### [What is needed]
Each entry below should be returned exactly as is, with the pictures removed.

[Dataset entries]
◇ ◇ ◇ ◇ ◇ ◇ ◇

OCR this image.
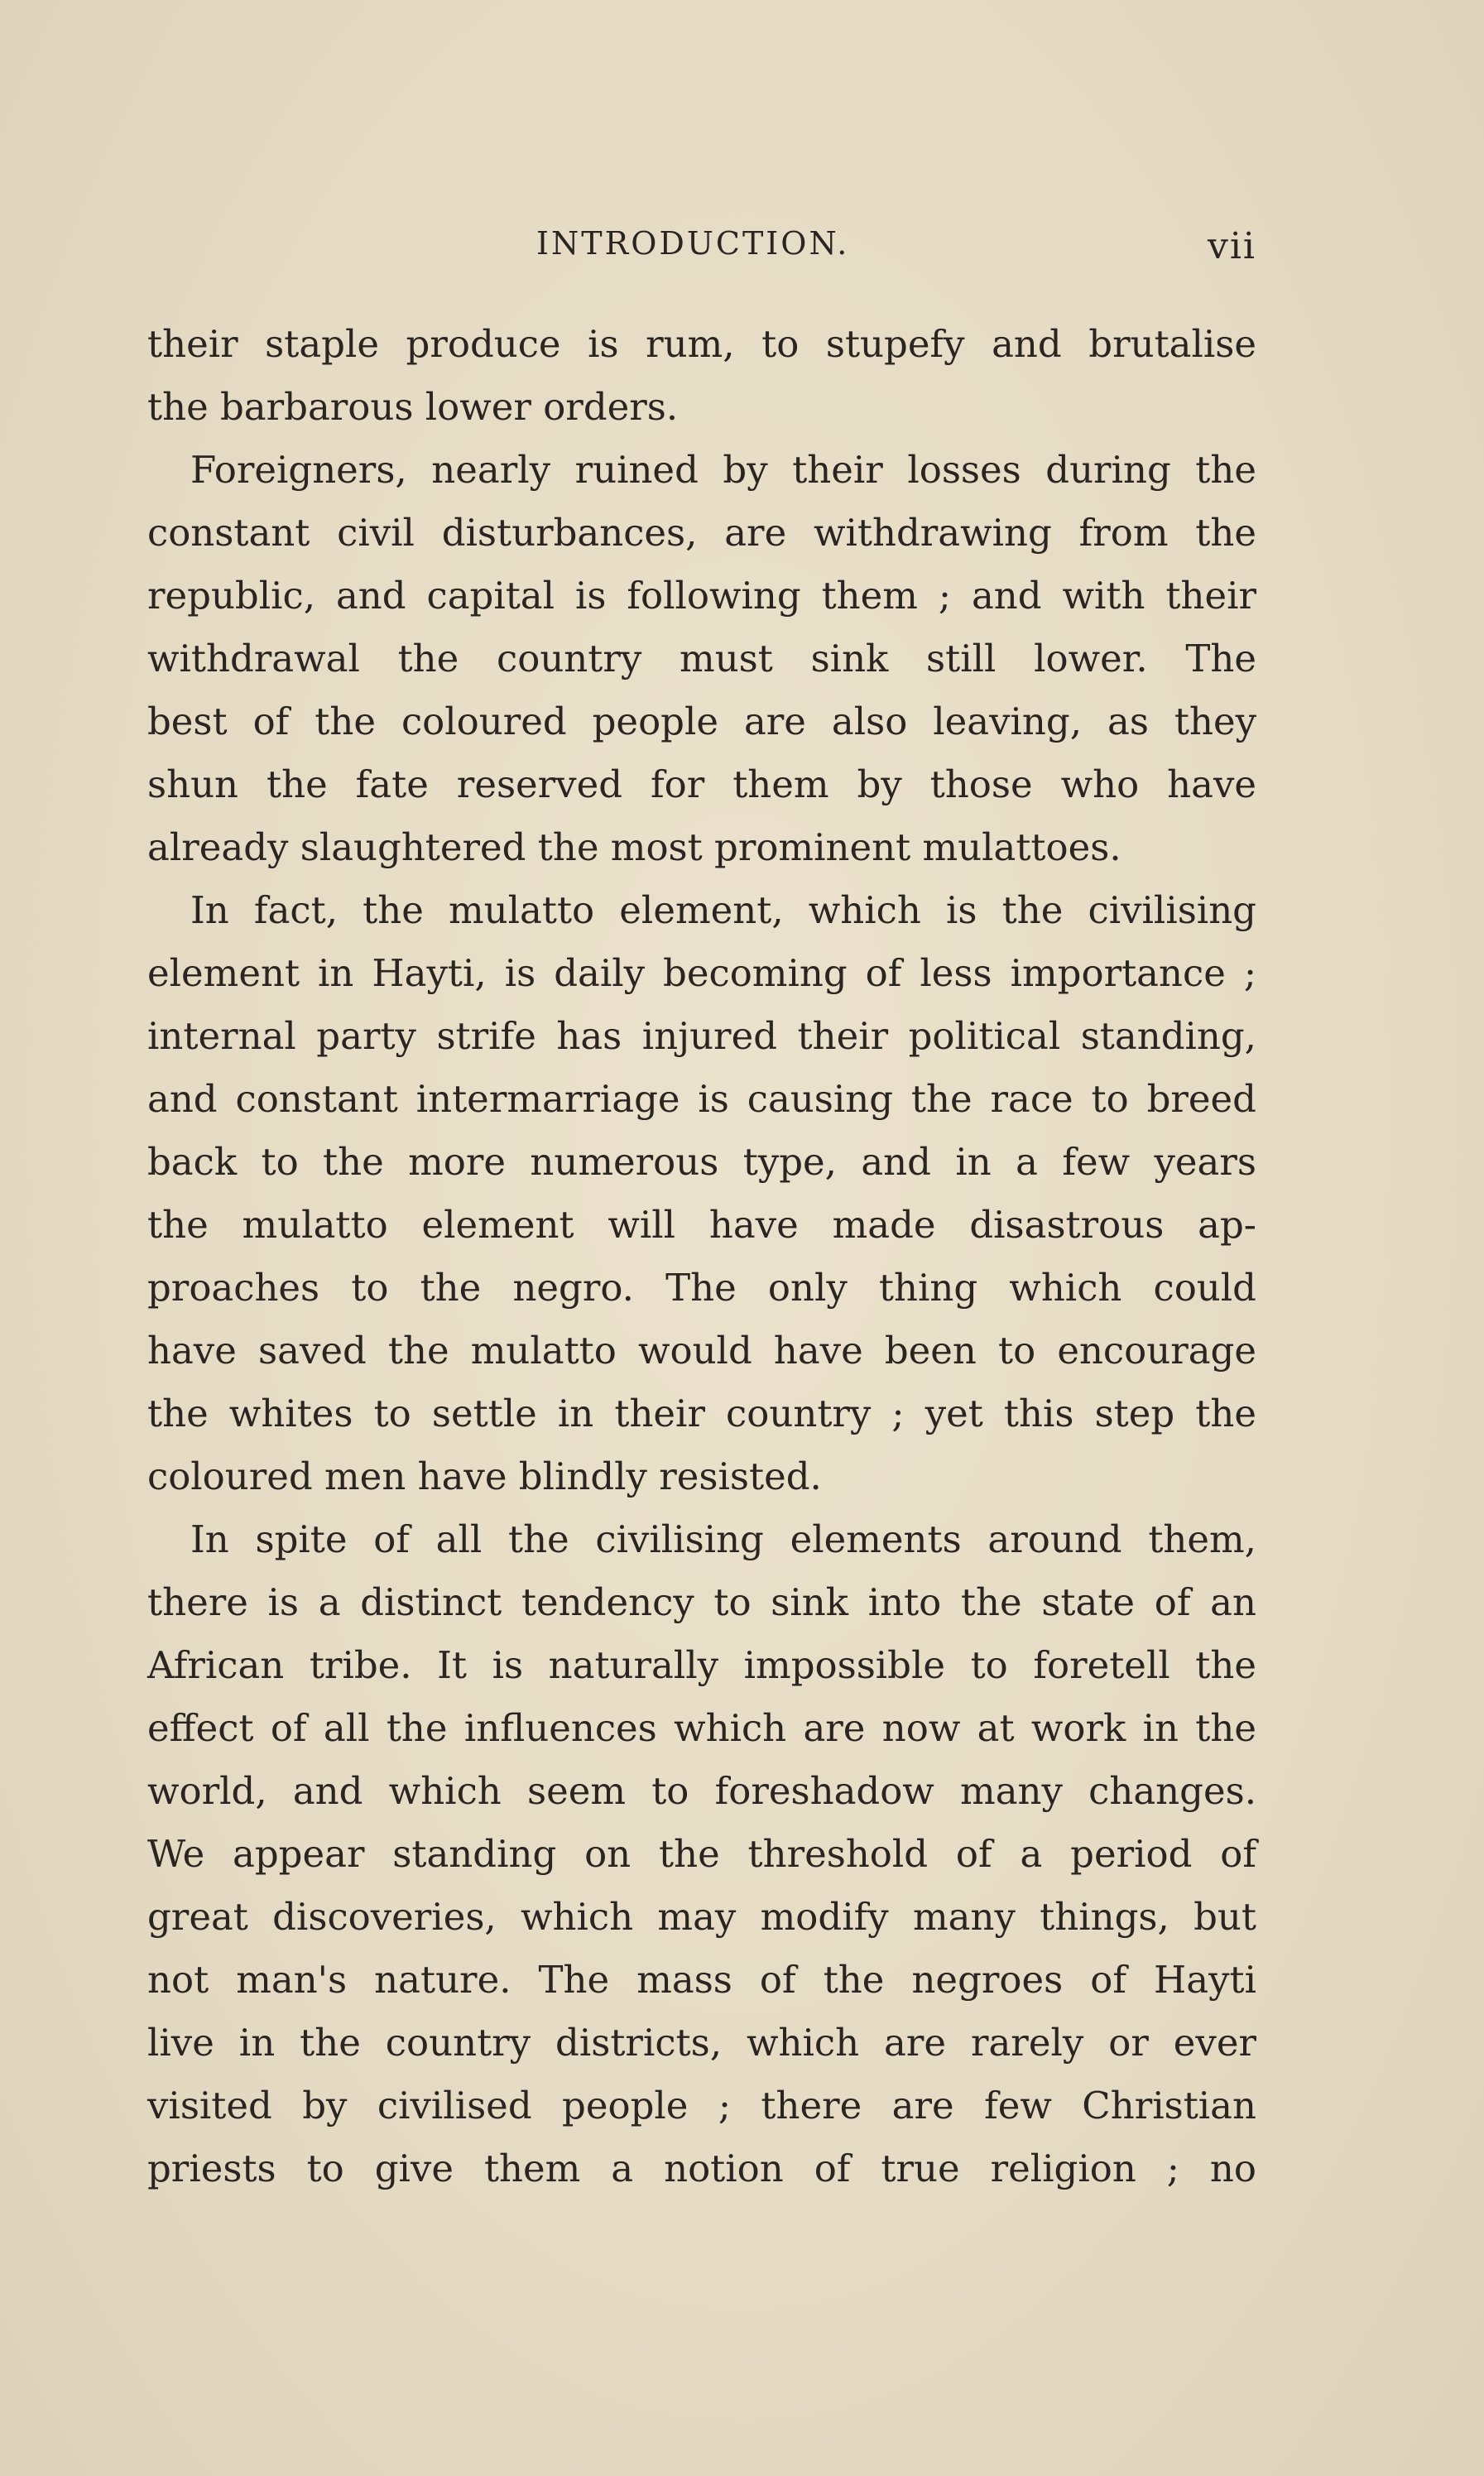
INTRODUCTION.	vii
their staple produce is rum, to stupefy and brutalise
the barbarous lower orders.
Foreigners, nearly ruined by their losses during the
constant civil disturbances, are withdrawing from the
republic, and capital is following them ; and with their
withdrawal the country must sink still lower. The
best of the coloured people are also leaving, as they
shun the fate reserved for them by those who have
already slaughtered the most prominent mulattoes.
In fact, the mulatto element, which is the civilising
element in Hayti, is daily becoming of less importance ;
internal party strife has injured their political standing,
and constant intermarriage is causing the race to breed
back to the more numerous type, and in a few years
the mulatto element will have made disastrous ap-
proaches to the negro. The only thing which could
have saved the mulatto would have been to encourage
the whites to settle in their country ; yet this step the
coloured men have blindly resisted.
In spite of all the civilising elements around them,
there is a distinct tendency to sink into the state of an
African tribe. It is naturally impossible to foretell the
effect of all the influences which are now at work in the
world, and which seem to foreshadow many changes.
We appear standing on the threshold of a period of
great discoveries, which may modify many things, but
not man's nature. The mass of the negroes of Hayti
live in the country districts, which are rarely or ever
visited by civilised people ; there are few Christian
priests to give them a notion of true religion ; no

◇ ◇ ◇ ◇ ◇ ◇ ◇

### [Problem solution]
OCR this image.
INTRODUCTION.	vii
their staple produce is rum, to stupefy and brutalise
the barbarous lower orders.
Foreigners, nearly ruined by their losses during the
constant civil disturbances, are withdrawing from the
republic, and capital is following them ; and with their
withdrawal the country must sink still lower. The
best of the coloured people are also leaving, as they
shun the fate reserved for them by those who have
already slaughtered the most prominent mulattoes.
In fact, the mulatto element, which is the civilising
element in Hayti, is daily becoming of less importance ;
internal party strife has injured their political standing,
and constant intermarriage is causing the race to breed
back to the more numerous type, and in a few years
the mulatto element will have made disastrous ap-
proaches to the negro. The only thing which could
have saved the mulatto would have been to encourage
the whites to settle in their country ; yet this step the
coloured men have blindly resisted.
In spite of all the civilising elements around them,
there is a distinct tendency to sink into the state of an
African tribe. It is naturally impossible to foretell the
effect of all the influences which are now at work in the
world, and which seem to foreshadow many changes.
We appear standing on the threshold of a period of
great discoveries, which may modify many things, but
not man's nature. The mass of the negroes of Hayti
live in the country districts, which are rarely or ever
visited by civilised people ; there are few Christian
priests to give them a notion of true religion ; no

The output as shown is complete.